▶ Dataset items:
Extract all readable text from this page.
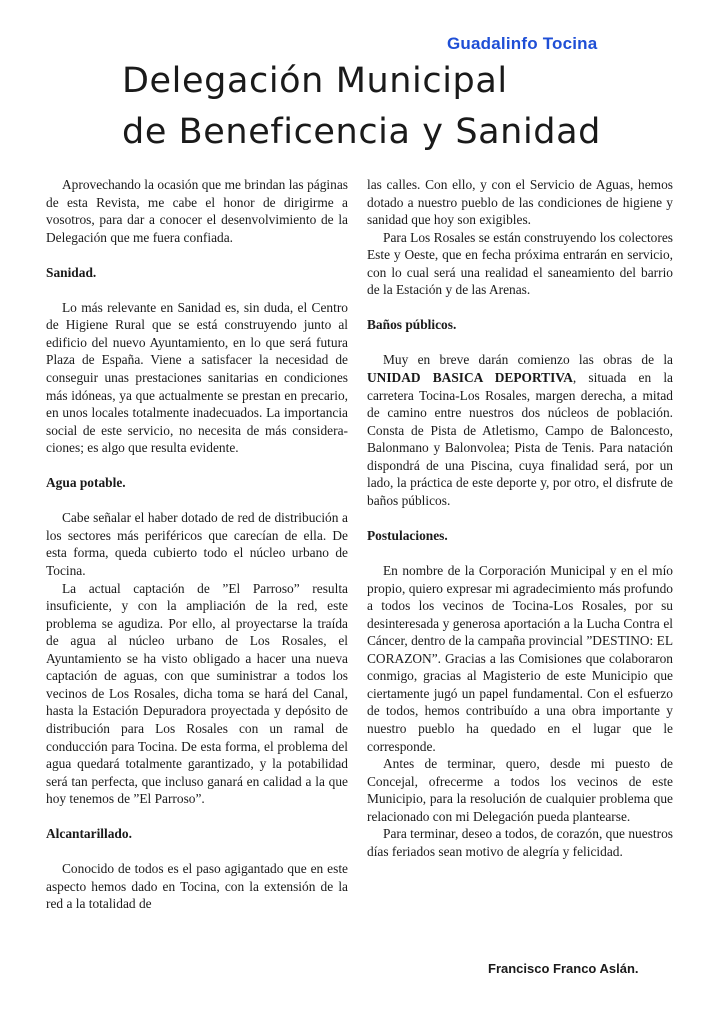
Guadalinfo Tocina
Delegación Municipal
de Beneficencia y Sanidad

Aprovechando la ocasión que me brindan las páginas de esta Revista, me cabe el honor de dirigirme a vosotros, para dar a conocer el desenvolvimiento de la Delegación que me fuera confiada.

Sanidad.

Lo más relevante en Sanidad es, sin duda, el Centro de Higiene Rural que se está construyendo junto al edificio del nuevo Ayuntamiento, en lo que será futura Plaza de España. Viene a satisfacer la necesidad de conseguir unas prestaciones sanitarias en condiciones más idóneas, ya que actualmente se prestan en precario, en unos locales totalmente inadecuados. La importancia social de este servicio, no necesita de más consideraciones; es algo que resulta evidente.

Agua potable.

Cabe señalar el haber dotado de red de distribución a los sectores más periféricos que carecían de ella. De esta forma, queda cubierto todo el núcleo urbano de Tocina.

La actual captación de ”El Parroso” resulta insuficiente, y con la ampliación de la red, este problema se agudiza. Por ello, al proyectarse la traída de agua al núcleo urbano de Los Rosales, el Ayuntamiento se ha visto obligado a hacer una nueva captación de aguas, con que suministrar a todos los vecinos de Los Rosales, dicha toma se hará del Canal, hasta la Estación Depuradora proyectada y depósito de distribución para Los Rosales con un ramal de conducción para Tocina. De esta forma, el problema del agua quedará totalmente garantizado, y la potabilidad será tan perfecta, que incluso ganará en calidad a la que hoy tenemos de ”El Parroso”.

Alcantarillado.

Conocido de todos es el paso agigantado que en este aspecto hemos dado en Tocina, con la extensión de la red a la totalidad de

las calles. Con ello, y con el Servicio de Aguas, hemos dotado a nuestro pueblo de las condiciones de higiene y sanidad que hoy son exigibles.

Para Los Rosales se están construyendo los colectores Este y Oeste, que en fecha próxima entrarán en servicio, con lo cual será una realidad el saneamiento del barrio de la Estación y de las Arenas.

Baños públicos.

Muy en breve darán comienzo las obras de la UNIDAD BASICA DEPORTIVA, situada en la carretera Tocina-Los Rosales, margen derecha, a mitad de camino entre nuestros dos núcleos de población. Consta de Pista de Atletismo, Campo de Baloncesto, Balonmano y Balonvolea; Pista de Tenis. Para natación dispondrá de una Piscina, cuya finalidad será, por un lado, la práctica de este deporte y, por otro, el disfrute de baños públicos.

Postulaciones.

En nombre de la Corporación Municipal y en el mío propio, quiero expresar mi agradecimiento más profundo a todos los vecinos de Tocina-Los Rosales, por su desinteresada y generosa aportación a la Lucha Contra el Cáncer, dentro de la campaña provincial ”DESTINO: EL CORAZON”. Gracias a las Comisiones que colaboraron conmigo, gracias al Magisterio de este Municipio que ciertamente jugó un papel fundamental. Con el esfuerzo de todos, hemos contribuído a una obra importante y nuestro pueblo ha quedado en el lugar que le corresponde.

Antes de terminar, quero, desde mi puesto de Concejal, ofrecerme a todos los vecinos de este Municipio, para la resolución de cualquier problema que relacionado con mi Delegación pueda plantearse.

Para terminar, deseo a todos, de corazón, que nuestros días feriados sean motivo de alegría y felicidad.

Francisco Franco Aslán.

▶ What is required:
From the data, collect all lines where the string "Delegación" appears.

▶ The reply:
Delegación Municipal
Aprovechando la ocasión que me brindan las páginas de esta Revista, me cabe el honor de dirigirme a vosotros, para dar a conocer el desenvolvimiento de la Delegación que me fuera confiada.
Antes de terminar, quero, desde mi puesto de Concejal, ofrecerme a todos los vecinos de este Municipio, para la resolución de cualquier problema que relacionado con mi Delegación pueda plantearse.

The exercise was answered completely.